## Task brief
Gather all lines in the data that hold the string "synthetic".

## Raw records
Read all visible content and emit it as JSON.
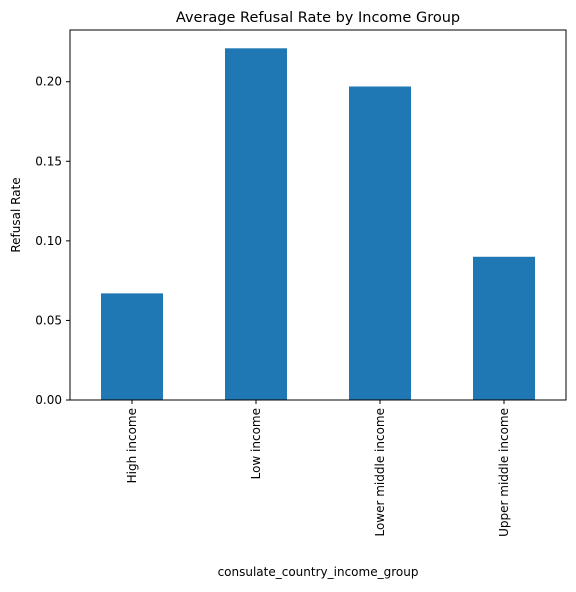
{
  "chart_data": {
    "type": "bar",
    "title": "Average Refusal Rate by Income Group",
    "xlabel": "consulate_country_income_group",
    "ylabel": "Refusal Rate",
    "categories": [
      "High income",
      "Low income",
      "Lower middle income",
      "Upper middle income"
    ],
    "values": [
      0.067,
      0.221,
      0.197,
      0.09
    ],
    "ylim": [
      0,
      0.2325
    ],
    "yticks": [
      0.0,
      0.05,
      0.1,
      0.15,
      0.2
    ],
    "ytick_labels": [
      "0.00",
      "0.05",
      "0.10",
      "0.15",
      "0.20"
    ],
    "grid": false,
    "legend": "none",
    "bar_color": "#1f77b4"
  }
}
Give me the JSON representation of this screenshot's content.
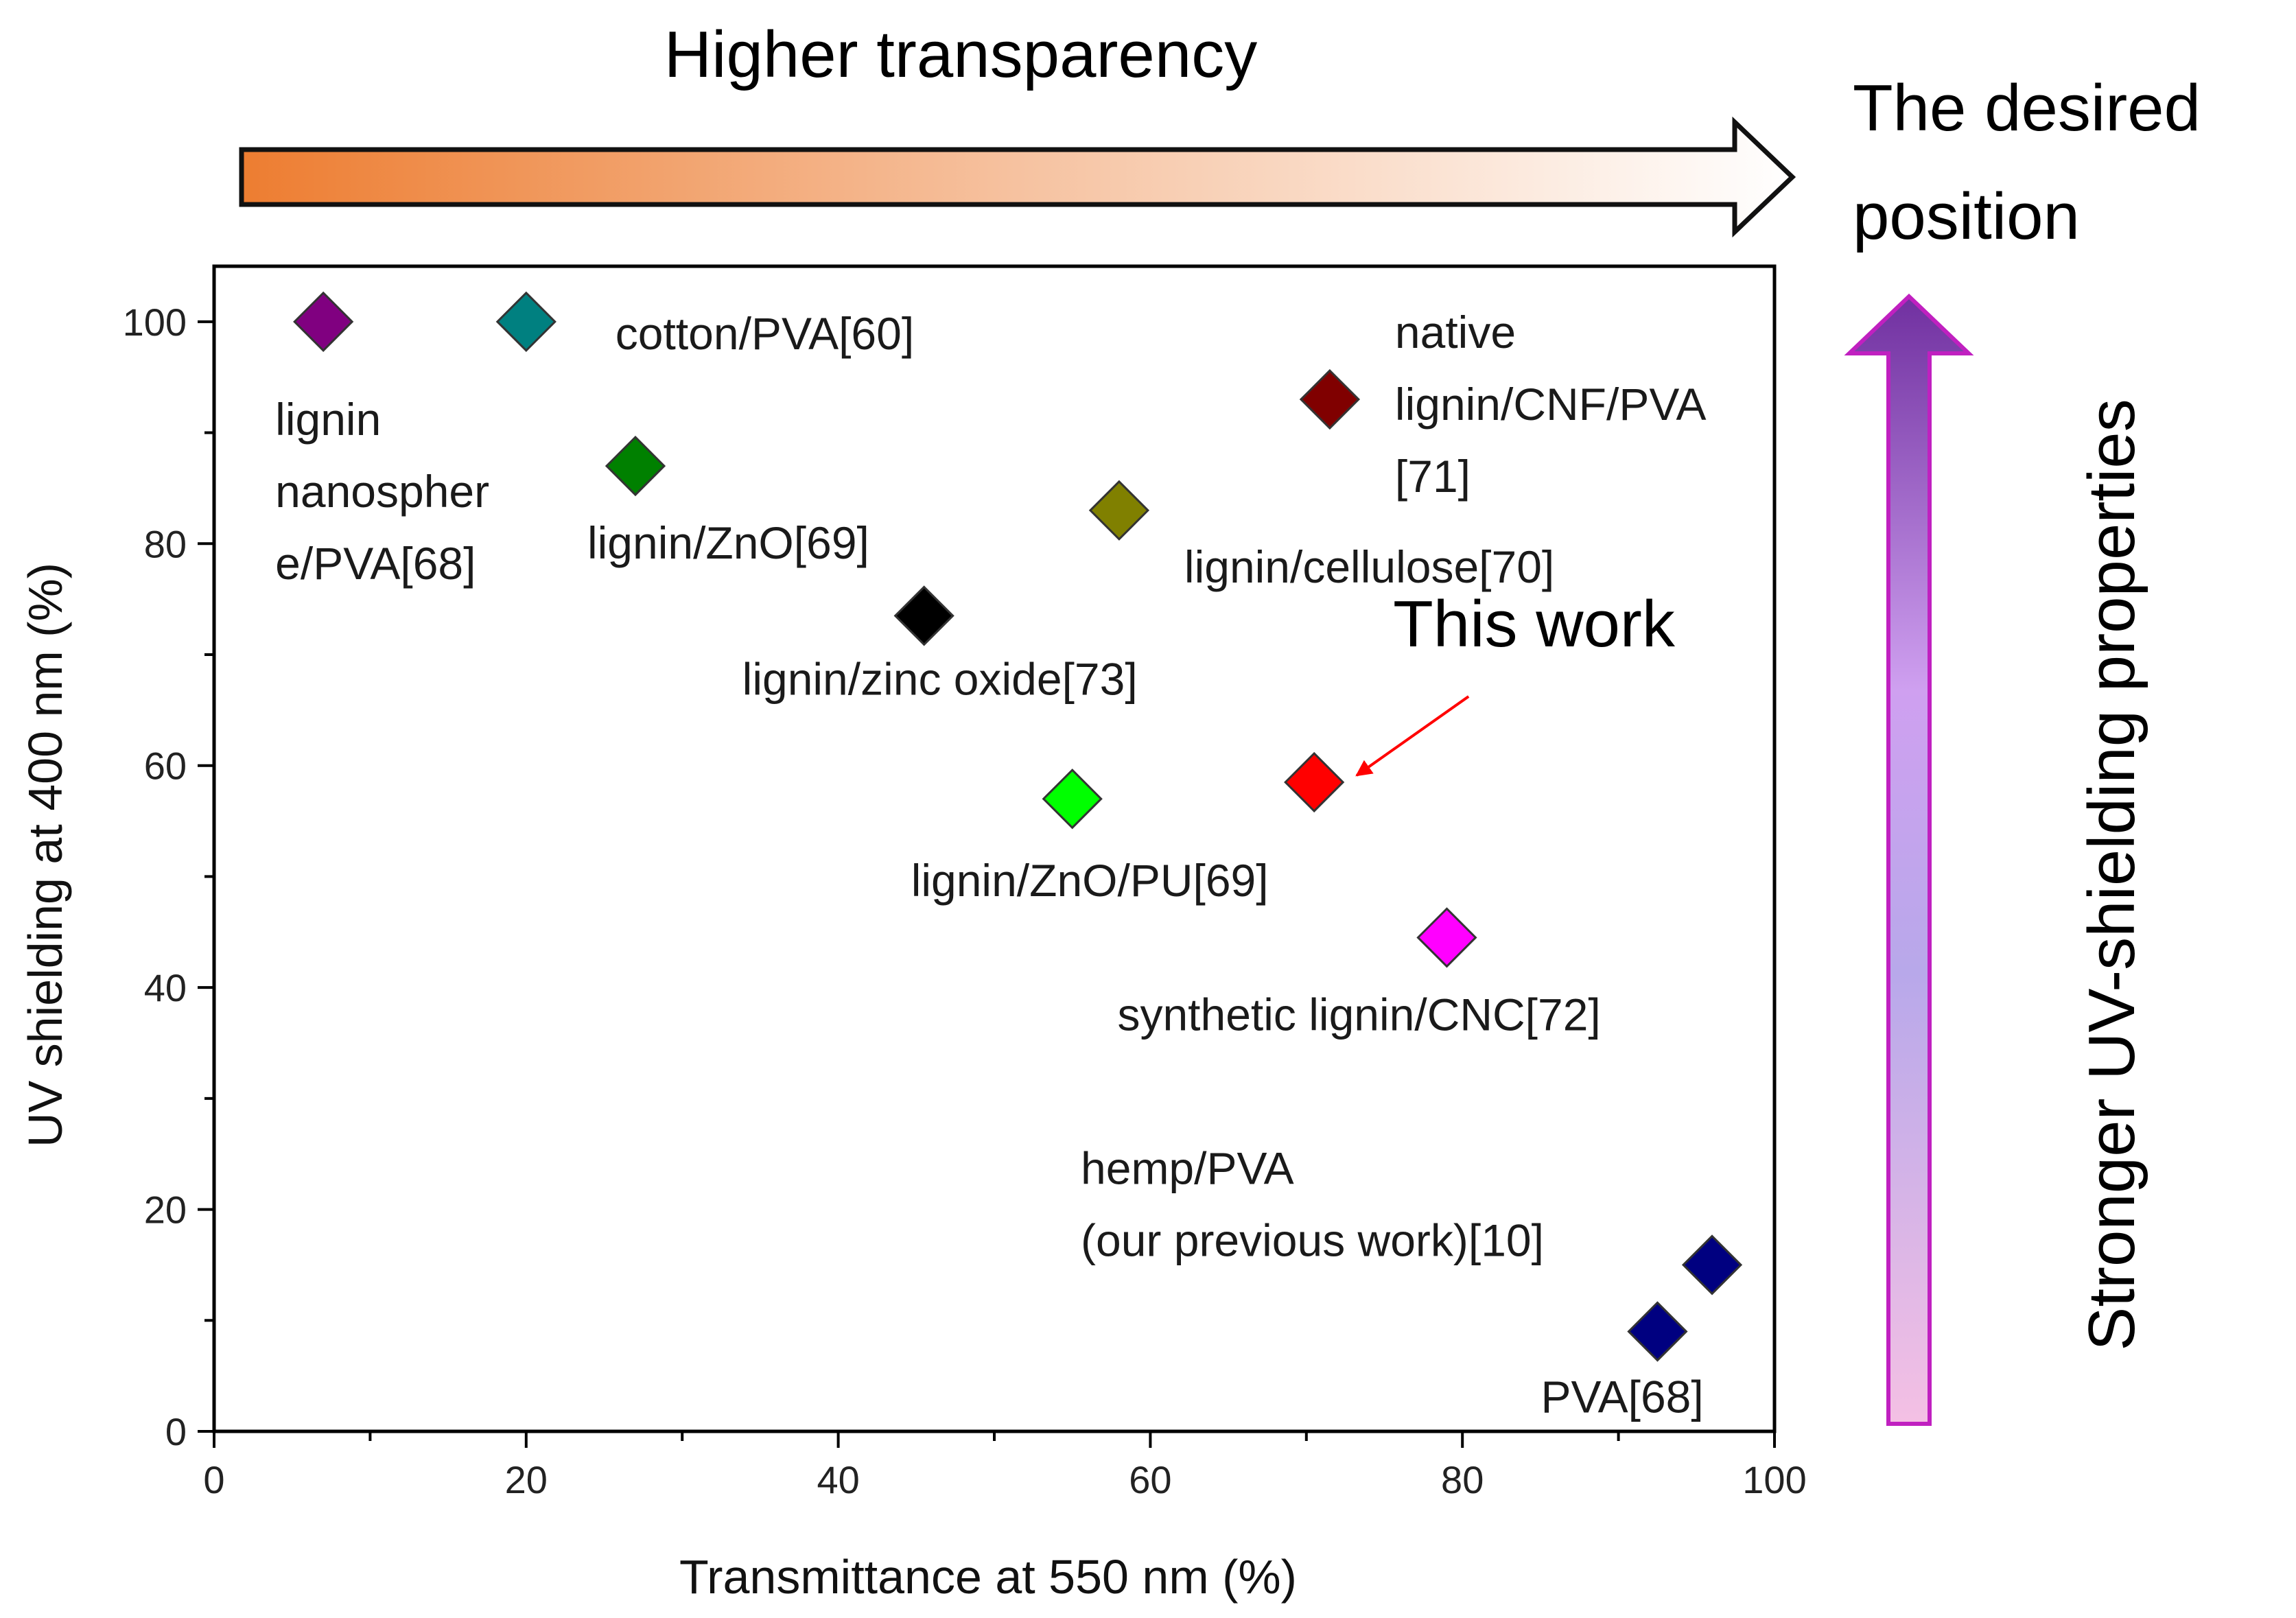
{
  "chart_data": {
    "type": "scatter",
    "xlabel": "Transmittance at 550 nm (%)",
    "ylabel": "UV shielding at 400 nm (%)",
    "xlim": [
      0,
      100
    ],
    "ylim": [
      0,
      105
    ],
    "xticks": [
      0,
      20,
      40,
      60,
      80,
      100
    ],
    "yticks": [
      0,
      20,
      40,
      60,
      80,
      100
    ],
    "marker": "diamond",
    "points": [
      {
        "name": "lignin nanosphere/PVA[68]",
        "label_lines": [
          "lignin",
          "nanospher",
          "e/PVA[68]"
        ],
        "x": 7,
        "y": 100,
        "color": "#800080"
      },
      {
        "name": "cotton/PVA[60]",
        "label_lines": [
          "cotton/PVA[60]"
        ],
        "x": 20,
        "y": 100,
        "color": "#008080"
      },
      {
        "name": "lignin/ZnO[69]",
        "label_lines": [
          "lignin/ZnO[69]"
        ],
        "x": 27,
        "y": 87,
        "color": "#008000"
      },
      {
        "name": "native lignin/CNF/PVA[71]",
        "label_lines": [
          "native",
          "lignin/CNF/PVA",
          "[71]"
        ],
        "x": 71.5,
        "y": 93,
        "color": "#800000"
      },
      {
        "name": "lignin/cellulose[70]",
        "label_lines": [
          "lignin/cellulose[70]"
        ],
        "x": 58,
        "y": 83,
        "color": "#808000"
      },
      {
        "name": "lignin/zinc oxide[73]",
        "label_lines": [
          "lignin/zinc oxide[73]"
        ],
        "x": 45.5,
        "y": 73.5,
        "color": "#000000"
      },
      {
        "name": "lignin/ZnO/PU[69]",
        "label_lines": [
          "lignin/ZnO/PU[69]"
        ],
        "x": 55,
        "y": 57,
        "color": "#00ff00"
      },
      {
        "name": "This work",
        "label_lines": [
          "This work"
        ],
        "x": 70.5,
        "y": 58.5,
        "color": "#ff0000"
      },
      {
        "name": "synthetic lignin/CNC[72]",
        "label_lines": [
          "synthetic lignin/CNC[72]"
        ],
        "x": 79,
        "y": 44.5,
        "color": "#ff00ff"
      },
      {
        "name": "hemp/PVA (our previous work)[10]",
        "label_lines": [
          "hemp/PVA",
          "(our previous work)[10]"
        ],
        "x": 96,
        "y": 15,
        "color": "#000080"
      },
      {
        "name": "PVA[68]",
        "label_lines": [
          "PVA[68]"
        ],
        "x": 92.5,
        "y": 9,
        "color": "#000080"
      }
    ],
    "annotations": {
      "top_arrow": "Higher transparency",
      "side_arrow": "Stronger UV-shielding properties",
      "desired_position": [
        "The desired",
        "position"
      ],
      "highlight": "This work"
    }
  }
}
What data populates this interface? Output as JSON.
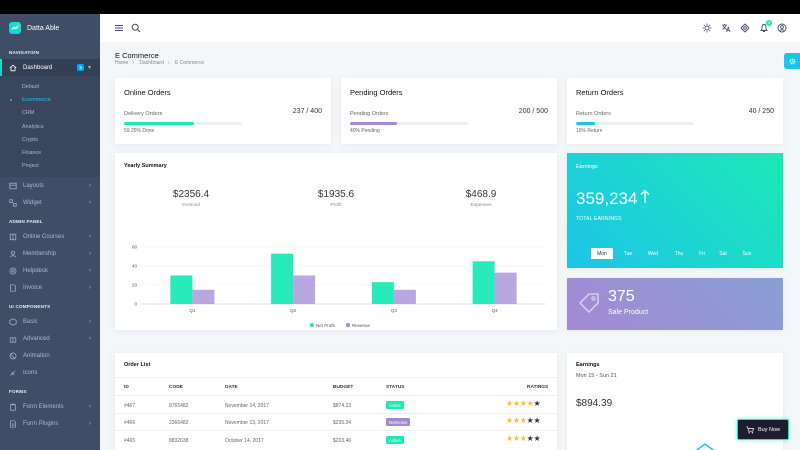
{
  "brand": {
    "name": "Datta Able"
  },
  "sidebar": {
    "sections": [
      {
        "caption": "Navigation"
      },
      {
        "caption": "Admin Panel"
      },
      {
        "caption": "UI Components"
      },
      {
        "caption": "Forms"
      }
    ],
    "dashboard": {
      "label": "Dashboard",
      "badge": "5"
    },
    "dashboard_sub": [
      "Default",
      "Ecommerce",
      "CRM",
      "Analytics",
      "Crypto",
      "Finance",
      "Project"
    ],
    "items_nav": [
      {
        "label": "Layouts"
      },
      {
        "label": "Widget"
      }
    ],
    "items_admin": [
      {
        "label": "Online Courses"
      },
      {
        "label": "Membership"
      },
      {
        "label": "Helpdesk"
      },
      {
        "label": "Invoice"
      }
    ],
    "items_ui": [
      {
        "label": "Basic"
      },
      {
        "label": "Advanced"
      },
      {
        "label": "Animation"
      },
      {
        "label": "Icons"
      }
    ],
    "items_forms": [
      {
        "label": "Form Elements"
      },
      {
        "label": "Form Plugins"
      }
    ]
  },
  "header": {
    "notif_count": "3"
  },
  "page": {
    "title": "E Commerce",
    "breadcrumb": [
      "Home",
      "Dashboard",
      "E Commerce"
    ]
  },
  "orders": [
    {
      "title": "Online Orders",
      "sub": "Delivery Orders",
      "value": "237 / 400",
      "foot": "59.25% Done",
      "progress": 0.5925,
      "color": "#1de9b6"
    },
    {
      "title": "Pending Orders",
      "sub": "Pending Orders",
      "value": "200 / 500",
      "foot": "40% Pending",
      "progress": 0.4,
      "color": "#a389d4"
    },
    {
      "title": "Return Orders",
      "sub": "Return Orders",
      "value": "40 / 250",
      "foot": "16% Return",
      "progress": 0.16,
      "color": "#1dc4e9"
    }
  ],
  "yearly": {
    "title": "Yearly Summary",
    "stats": [
      {
        "value": "$2356.4",
        "label": "Invoiced"
      },
      {
        "value": "$1935.6",
        "label": "Profit"
      },
      {
        "value": "$468.9",
        "label": "Expenses"
      }
    ]
  },
  "chart_data": {
    "type": "bar",
    "categories": [
      "Q1",
      "Q2",
      "Q3",
      "Q4"
    ],
    "series": [
      {
        "name": "Net Profit",
        "values": [
          30,
          53,
          23,
          45
        ],
        "color": "#1de9b6"
      },
      {
        "name": "Revenue",
        "values": [
          15,
          30,
          15,
          33
        ],
        "color": "#a389d4"
      }
    ],
    "ylim": [
      0,
      60
    ],
    "yticks": [
      0,
      20,
      40,
      60
    ],
    "legend": "bottom"
  },
  "earnings_green": {
    "title": "Earnings",
    "value": "359,234",
    "label": "TOTAL EARNINGS",
    "days": [
      "Mon",
      "Tue",
      "Wed",
      "Thu",
      "Fri",
      "Sat",
      "Sun"
    ],
    "active_day": "Mon"
  },
  "sale_product": {
    "value": "375",
    "label": "Sale Product"
  },
  "order_list": {
    "title": "Order List",
    "headers": {
      "id": "ID",
      "code": "CODE",
      "date": "DATE",
      "budget": "BUDGET",
      "status": "STATUS",
      "ratings": "RATINGS"
    },
    "rows": [
      {
        "id": "#467",
        "code": "8765482",
        "date": "November 14, 2017",
        "budget": "$874.23",
        "status": "Active",
        "status_color": "#1de9b6",
        "rating": 4
      },
      {
        "id": "#466",
        "code": "2366482",
        "date": "November 13, 2017",
        "budget": "$235.34",
        "status": "NotActive",
        "status_color": "#a389d4",
        "rating": 3
      },
      {
        "id": "#465",
        "code": "8832638",
        "date": "October 14, 2017",
        "budget": "$233.46",
        "status": "Active",
        "status_color": "#1de9b6",
        "rating": 3
      }
    ]
  },
  "earnings_card": {
    "title": "Earnings",
    "range": "Mon 15 - Sun 21",
    "value": "$894.39"
  },
  "buy_now": {
    "label": "Buy Now"
  },
  "colors": {
    "sidebar": "#3f4d67",
    "accent_green": "#1de9b6",
    "accent_blue": "#1dc4e9",
    "accent_purple": "#a389d4"
  }
}
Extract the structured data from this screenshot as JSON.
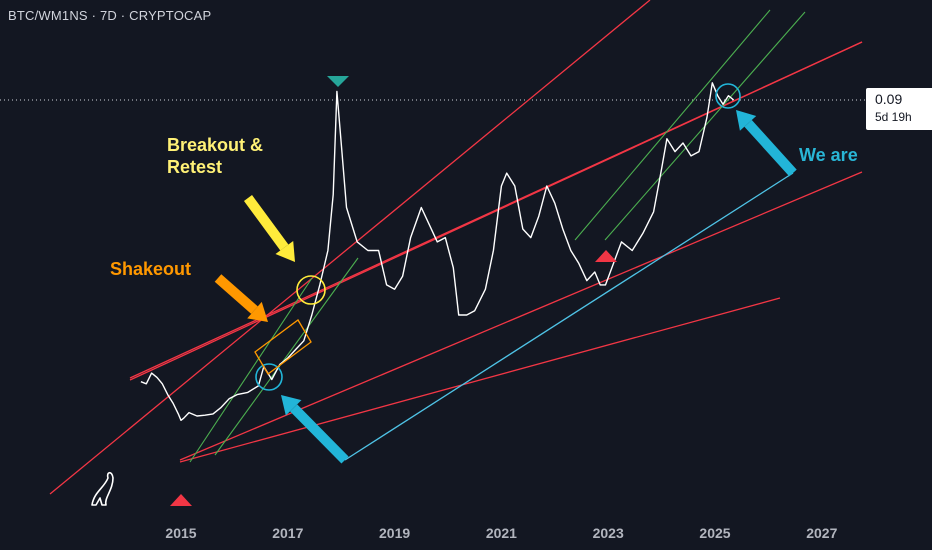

## Exercise response
        "name": "synthetic lignin/CNC[72]",
          "synthetic lignin/CNC[72]"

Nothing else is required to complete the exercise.